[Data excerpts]
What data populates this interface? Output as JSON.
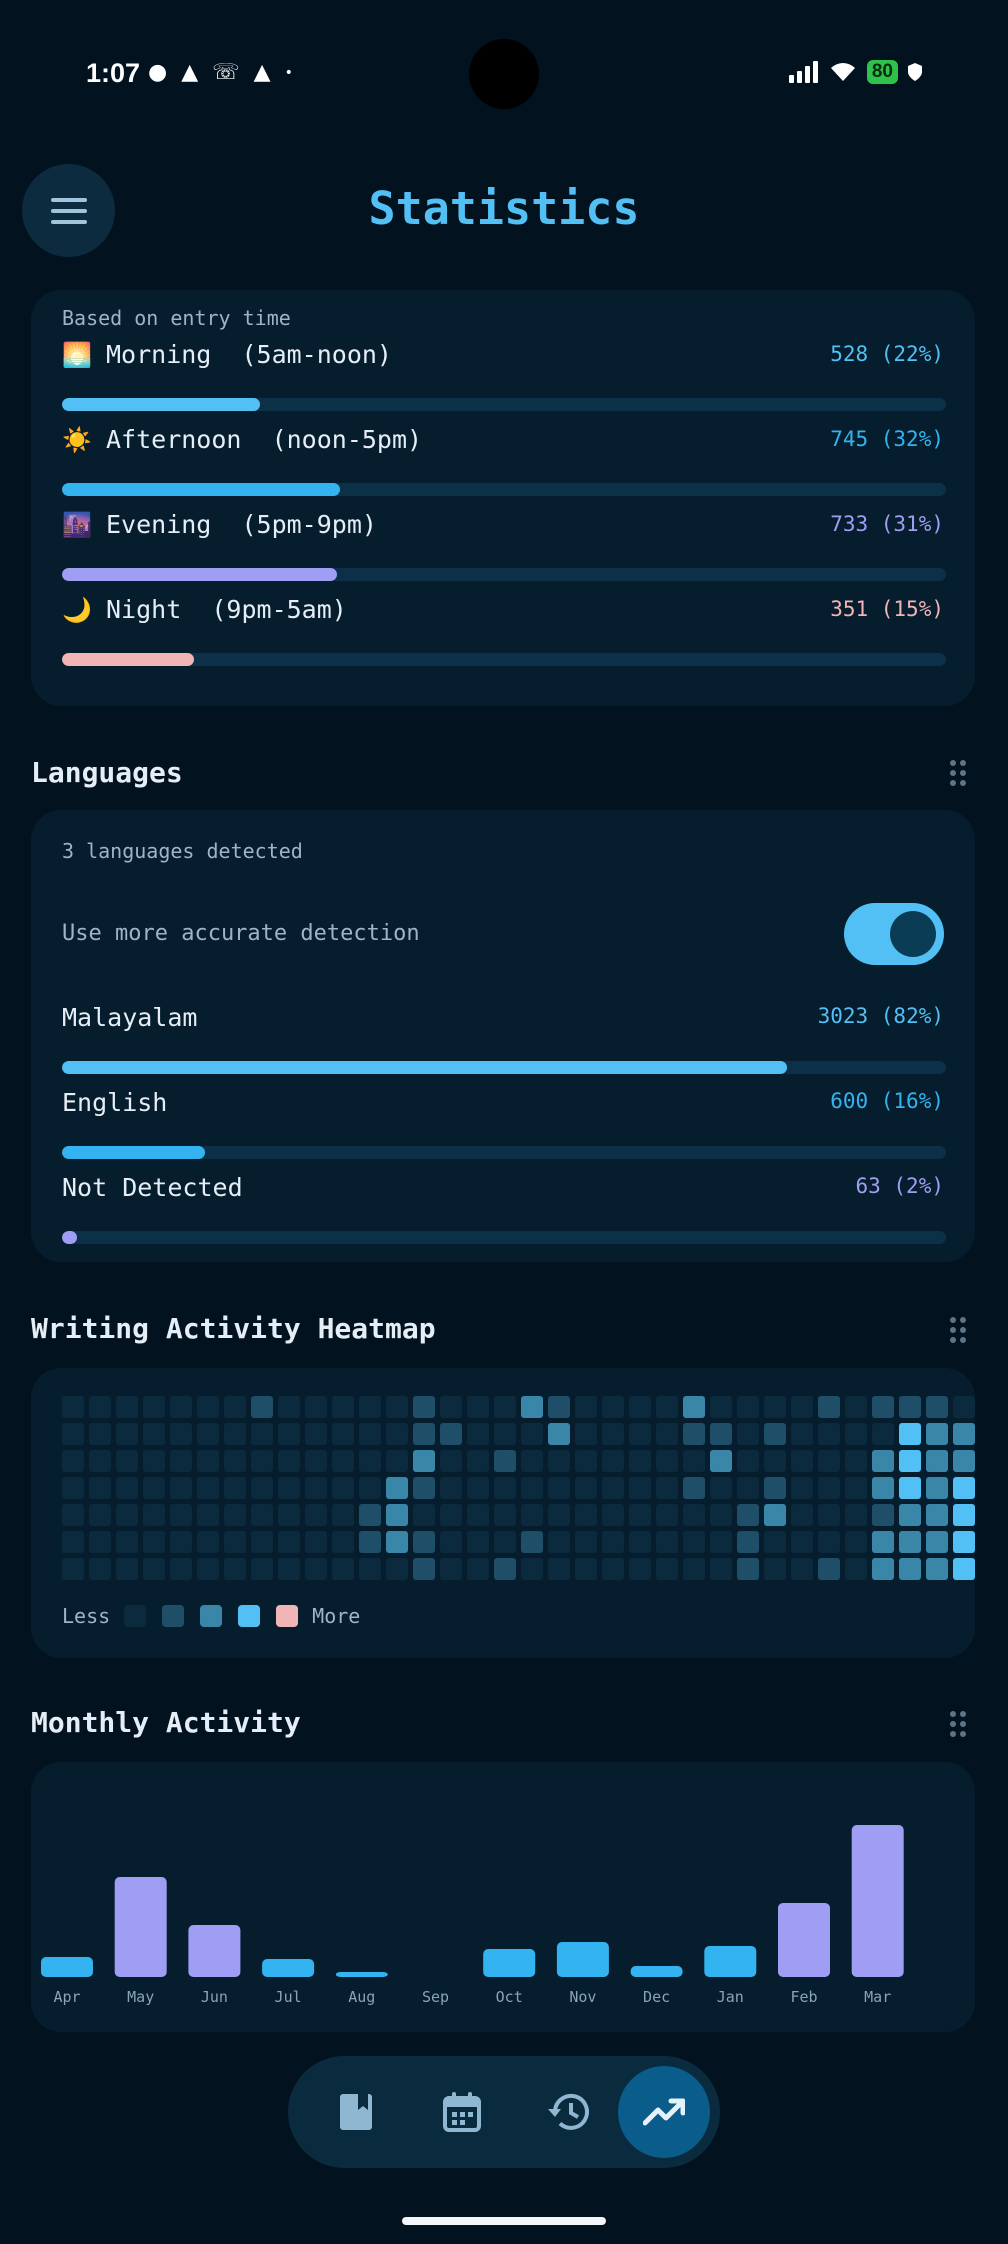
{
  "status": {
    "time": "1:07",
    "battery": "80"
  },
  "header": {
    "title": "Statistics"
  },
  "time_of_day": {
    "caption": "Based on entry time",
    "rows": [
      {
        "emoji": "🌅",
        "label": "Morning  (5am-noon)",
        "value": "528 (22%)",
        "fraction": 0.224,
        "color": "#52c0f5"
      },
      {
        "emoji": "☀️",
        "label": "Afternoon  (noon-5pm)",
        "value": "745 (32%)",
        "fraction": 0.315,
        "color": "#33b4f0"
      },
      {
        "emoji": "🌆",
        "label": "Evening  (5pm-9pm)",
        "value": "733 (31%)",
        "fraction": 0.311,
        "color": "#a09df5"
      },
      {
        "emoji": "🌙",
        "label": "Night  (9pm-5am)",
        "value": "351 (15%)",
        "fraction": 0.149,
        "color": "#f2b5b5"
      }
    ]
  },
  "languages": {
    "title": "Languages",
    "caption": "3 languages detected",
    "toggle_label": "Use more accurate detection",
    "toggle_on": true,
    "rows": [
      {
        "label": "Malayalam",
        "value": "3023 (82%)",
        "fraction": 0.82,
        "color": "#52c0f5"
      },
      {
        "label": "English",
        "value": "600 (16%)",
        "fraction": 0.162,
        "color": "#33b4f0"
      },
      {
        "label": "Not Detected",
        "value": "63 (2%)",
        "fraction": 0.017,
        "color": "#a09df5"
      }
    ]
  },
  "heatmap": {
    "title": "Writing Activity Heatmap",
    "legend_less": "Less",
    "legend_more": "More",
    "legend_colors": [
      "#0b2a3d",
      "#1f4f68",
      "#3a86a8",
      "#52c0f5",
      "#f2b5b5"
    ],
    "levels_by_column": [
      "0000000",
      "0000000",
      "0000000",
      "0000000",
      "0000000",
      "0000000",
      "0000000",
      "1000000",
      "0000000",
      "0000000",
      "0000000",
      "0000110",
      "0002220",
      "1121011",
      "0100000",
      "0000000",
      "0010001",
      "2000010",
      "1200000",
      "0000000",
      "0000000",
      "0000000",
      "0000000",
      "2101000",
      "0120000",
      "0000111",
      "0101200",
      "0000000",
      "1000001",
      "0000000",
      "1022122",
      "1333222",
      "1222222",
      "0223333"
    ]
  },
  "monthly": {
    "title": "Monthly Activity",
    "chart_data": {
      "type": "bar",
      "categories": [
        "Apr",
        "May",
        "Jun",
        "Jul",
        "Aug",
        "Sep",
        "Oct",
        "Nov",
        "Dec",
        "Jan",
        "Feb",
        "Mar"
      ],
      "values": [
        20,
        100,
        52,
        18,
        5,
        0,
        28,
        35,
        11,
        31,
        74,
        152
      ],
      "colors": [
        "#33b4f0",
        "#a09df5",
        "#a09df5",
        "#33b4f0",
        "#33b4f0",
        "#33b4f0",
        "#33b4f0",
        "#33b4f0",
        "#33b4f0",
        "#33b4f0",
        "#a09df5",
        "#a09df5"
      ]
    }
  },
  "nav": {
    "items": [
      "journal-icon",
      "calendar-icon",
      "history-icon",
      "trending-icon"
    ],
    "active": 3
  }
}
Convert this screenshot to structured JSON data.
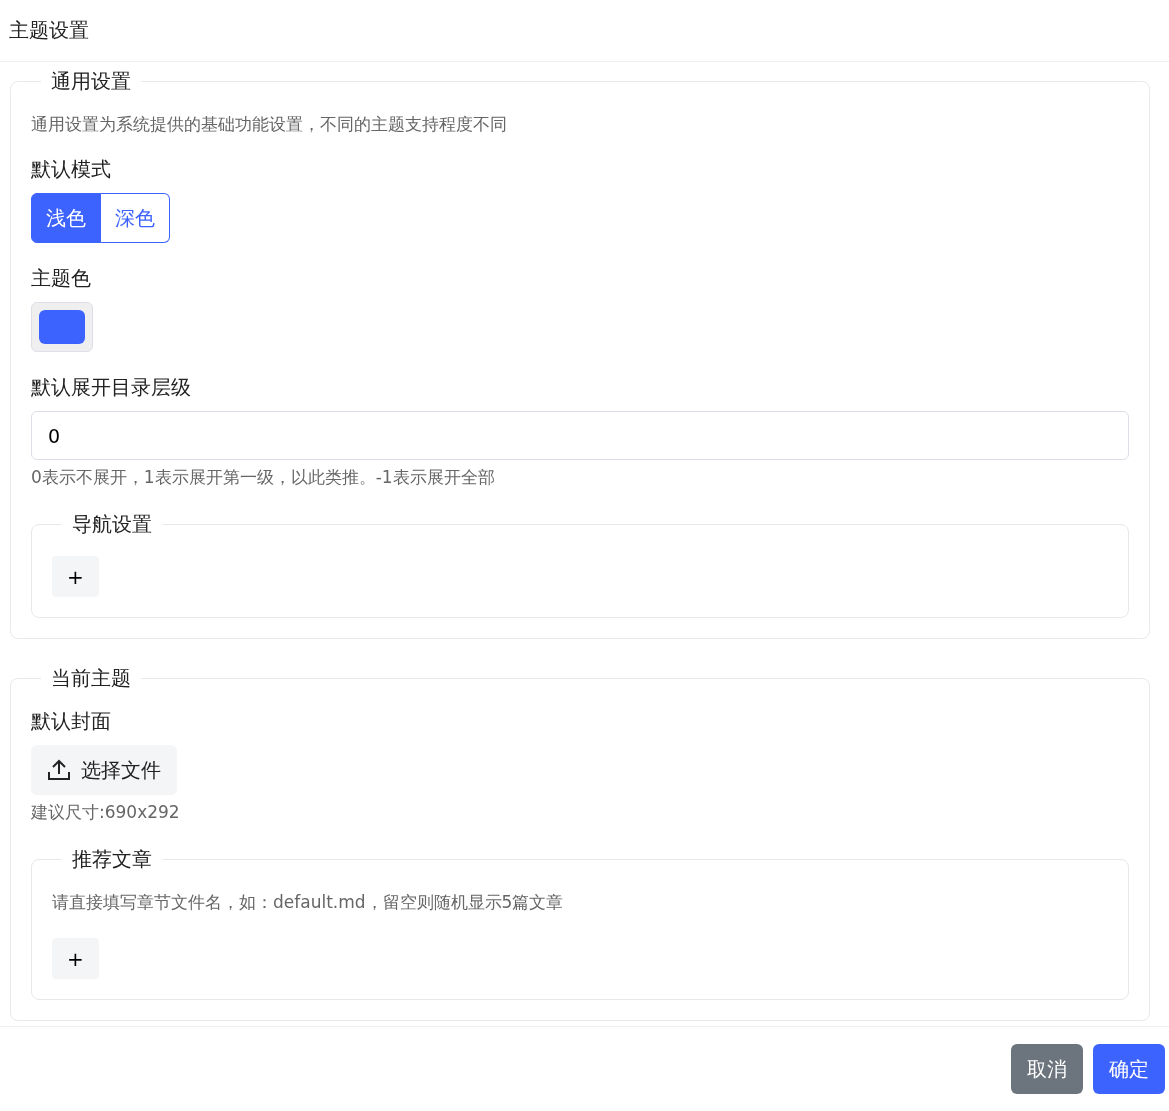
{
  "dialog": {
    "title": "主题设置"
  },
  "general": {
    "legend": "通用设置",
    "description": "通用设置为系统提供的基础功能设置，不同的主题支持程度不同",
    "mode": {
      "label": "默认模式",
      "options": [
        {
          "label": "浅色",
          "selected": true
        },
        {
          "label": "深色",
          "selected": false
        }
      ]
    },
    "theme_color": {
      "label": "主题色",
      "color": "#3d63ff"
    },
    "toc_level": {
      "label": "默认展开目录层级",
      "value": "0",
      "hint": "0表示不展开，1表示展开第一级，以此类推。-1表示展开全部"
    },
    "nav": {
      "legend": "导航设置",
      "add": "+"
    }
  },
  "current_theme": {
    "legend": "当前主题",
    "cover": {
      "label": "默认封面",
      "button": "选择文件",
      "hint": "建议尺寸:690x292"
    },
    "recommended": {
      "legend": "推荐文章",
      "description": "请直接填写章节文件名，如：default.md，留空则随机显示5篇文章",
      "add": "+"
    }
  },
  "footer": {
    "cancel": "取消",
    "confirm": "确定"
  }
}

▶ DIRECTION: List every line from the entries above in which "Activity" appears.

▶ THE ANSWER:
    "title": "Writing Activity Heatmap",
    "title": "Monthly Activity",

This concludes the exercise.